━━━━━ Items ━━━━━

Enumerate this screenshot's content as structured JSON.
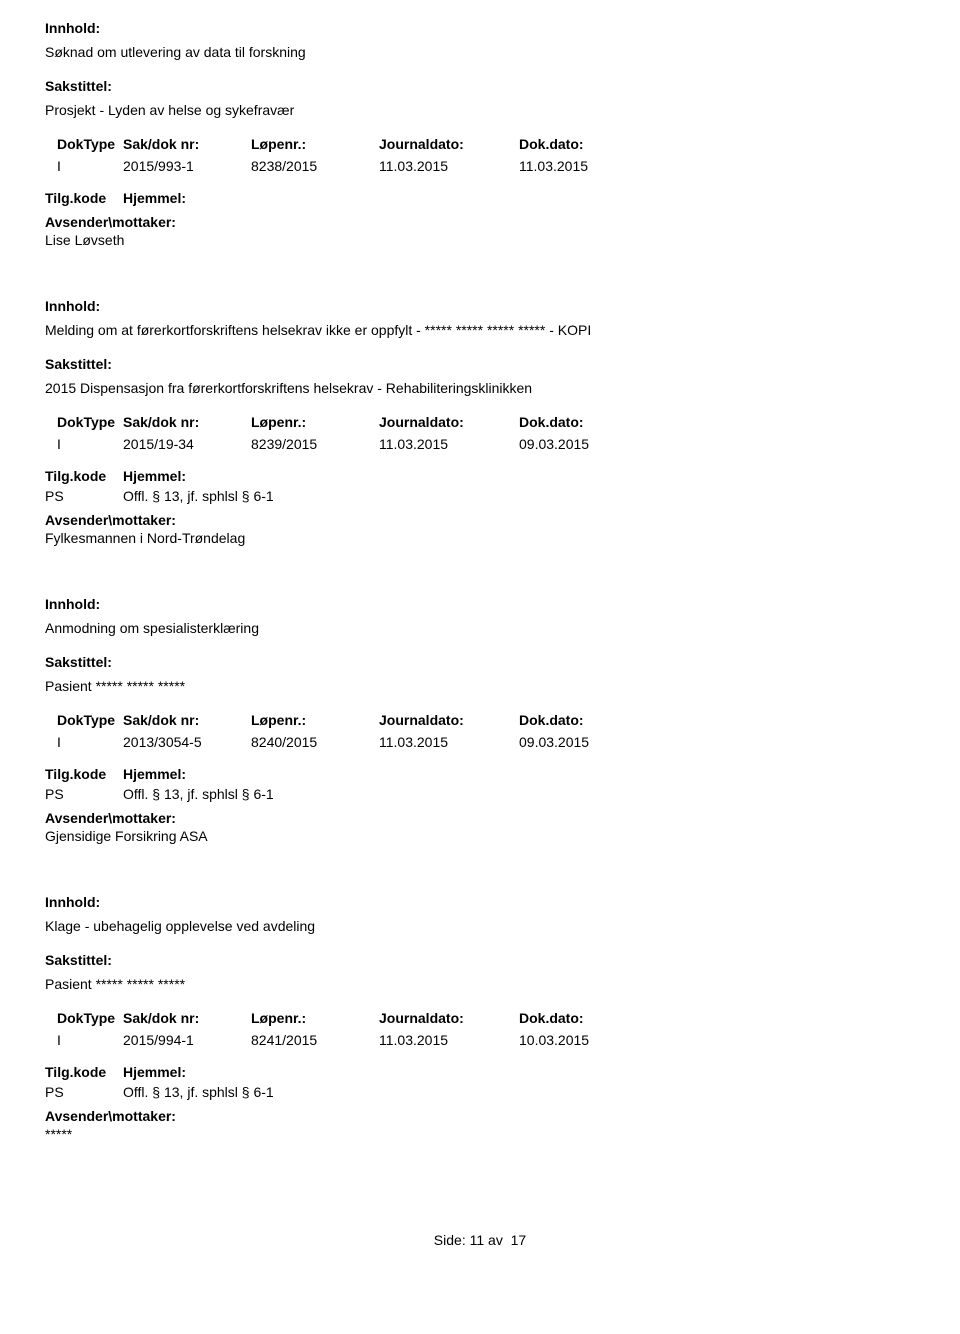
{
  "labels": {
    "innhold": "Innhold:",
    "sakstittel": "Sakstittel:",
    "doktype": "DokType",
    "saknr": "Sak/dok nr:",
    "lopenr": "Løpenr.:",
    "journaldato": "Journaldato:",
    "dokdato": "Dok.dato:",
    "tilgkode": "Tilg.kode",
    "hjemmel": "Hjemmel:",
    "avsender": "Avsender\\mottaker:"
  },
  "entries": [
    {
      "innhold": "Søknad om utlevering av data til forskning",
      "sakstittel": "Prosjekt - Lyden av helse og sykefravær",
      "doktype": "I",
      "saknr": "2015/993-1",
      "lopenr": "8238/2015",
      "journaldato": "11.03.2015",
      "dokdato": "11.03.2015",
      "tilgkode": "",
      "hjemmel": "",
      "avsender": "Lise Løvseth"
    },
    {
      "innhold": "Melding om at førerkortforskriftens helsekrav ikke er oppfylt - ***** ***** ***** ***** - KOPI",
      "sakstittel": "2015 Dispensasjon fra førerkortforskriftens helsekrav - Rehabiliteringsklinikken",
      "doktype": "I",
      "saknr": "2015/19-34",
      "lopenr": "8239/2015",
      "journaldato": "11.03.2015",
      "dokdato": "09.03.2015",
      "tilgkode": "PS",
      "hjemmel": "Offl. § 13, jf. sphlsl § 6-1",
      "avsender": "Fylkesmannen i Nord-Trøndelag"
    },
    {
      "innhold": "Anmodning om spesialisterklæring",
      "sakstittel": "Pasient ***** ***** *****",
      "doktype": "I",
      "saknr": "2013/3054-5",
      "lopenr": "8240/2015",
      "journaldato": "11.03.2015",
      "dokdato": "09.03.2015",
      "tilgkode": "PS",
      "hjemmel": "Offl. § 13, jf. sphlsl § 6-1",
      "avsender": "Gjensidige Forsikring ASA"
    },
    {
      "innhold": "Klage - ubehagelig opplevelse ved avdeling",
      "sakstittel": "Pasient ***** ***** *****",
      "doktype": "I",
      "saknr": "2015/994-1",
      "lopenr": "8241/2015",
      "journaldato": "11.03.2015",
      "dokdato": "10.03.2015",
      "tilgkode": "PS",
      "hjemmel": "Offl. § 13, jf. sphlsl § 6-1",
      "avsender": "*****"
    }
  ],
  "footer": {
    "side_label": "Side:",
    "page": "11",
    "av": "av",
    "total": "17"
  }
}
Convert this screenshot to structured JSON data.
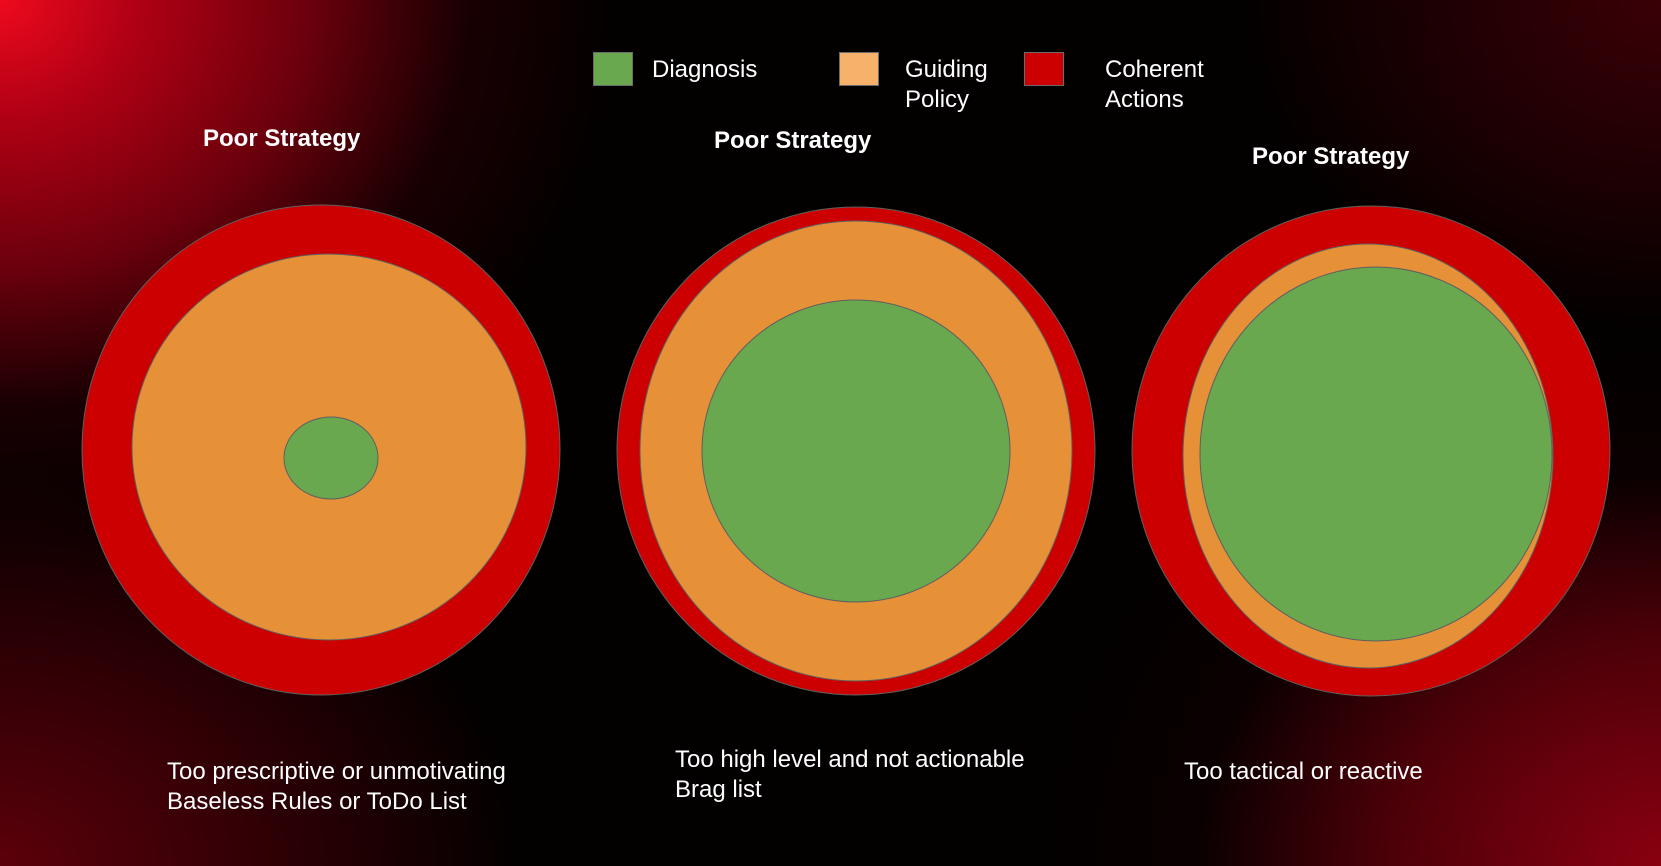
{
  "colors": {
    "diagnosis": "#6aa84f",
    "guiding_policy_legend": "#f6b26b",
    "guiding_policy": "#e69138",
    "coherent_actions": "#cc0000",
    "ring_stroke": "#5f5f5f"
  },
  "legend": [
    {
      "label": "Diagnosis",
      "color_key": "diagnosis"
    },
    {
      "label": "Guiding\nPolicy",
      "color_key": "guiding_policy_legend"
    },
    {
      "label": "Coherent\nActions",
      "color_key": "coherent_actions"
    }
  ],
  "diagrams": [
    {
      "title": "Poor Strategy",
      "caption": "Too prescriptive or unmotivating\nBaseless Rules or ToDo List",
      "layers": [
        "coherent_actions",
        "guiding_policy",
        "diagnosis"
      ]
    },
    {
      "title": "Poor Strategy",
      "caption": "Too high level and not actionable\nBrag list",
      "layers": [
        "coherent_actions",
        "guiding_policy",
        "diagnosis"
      ]
    },
    {
      "title": "Poor Strategy",
      "caption": "Too tactical or reactive",
      "layers": [
        "coherent_actions",
        "guiding_policy",
        "diagnosis"
      ]
    }
  ]
}
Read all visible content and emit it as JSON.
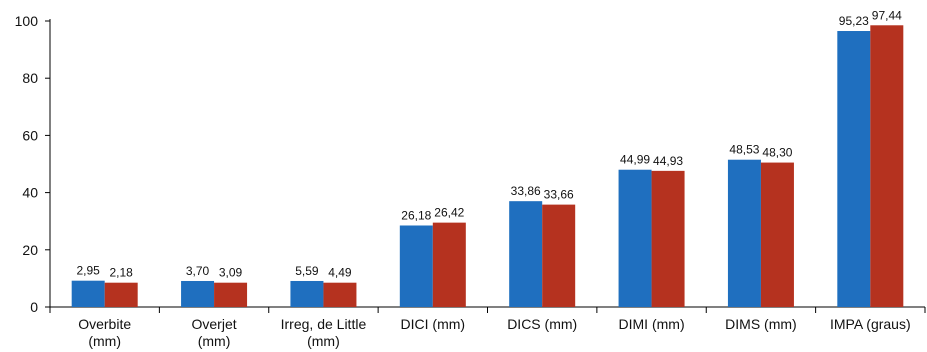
{
  "chart_data": {
    "type": "bar",
    "categories": [
      [
        "Overbite",
        "(mm)"
      ],
      [
        "Overjet",
        "(mm)"
      ],
      [
        "Irreg, de Little",
        "(mm)"
      ],
      [
        "DICI (mm)"
      ],
      [
        "DICS (mm)"
      ],
      [
        "DIMI (mm)"
      ],
      [
        "DIMS (mm)"
      ],
      [
        "IMPA (graus)"
      ]
    ],
    "series": [
      {
        "color": "#1f6fbf",
        "values": [
          9.2,
          9.1,
          9.1,
          28.5,
          37.0,
          48.0,
          51.5,
          96.5
        ],
        "labels": [
          "2,95",
          "3,70",
          "5,59",
          "26,18",
          "33,86",
          "44,99",
          "48,53",
          "95,23"
        ]
      },
      {
        "color": "#b5321f",
        "values": [
          8.5,
          8.5,
          8.5,
          29.5,
          35.8,
          47.6,
          50.5,
          98.5
        ],
        "labels": [
          "2,18",
          "3,09",
          "4,49",
          "26,42",
          "33,66",
          "44,93",
          "48,30",
          "97,44"
        ]
      }
    ],
    "ylim": [
      0,
      100
    ],
    "yticks": [
      "0",
      "20",
      "40",
      "60",
      "80",
      "100"
    ],
    "grid": false,
    "legend": "none"
  }
}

━━━━━

**Short exercise:**
Pick out the lines that include the word "helsekrav" and write them out.

**Exercise output:**
      "innhold": "Melding om at førerkortforskriftens helsekrav ikke er oppfylt - ***** ***** ***** ***** - KOPI",
      "sakstittel": "2015 Dispensasjon fra førerkortforskriftens helsekrav - Rehabiliteringsklinikken",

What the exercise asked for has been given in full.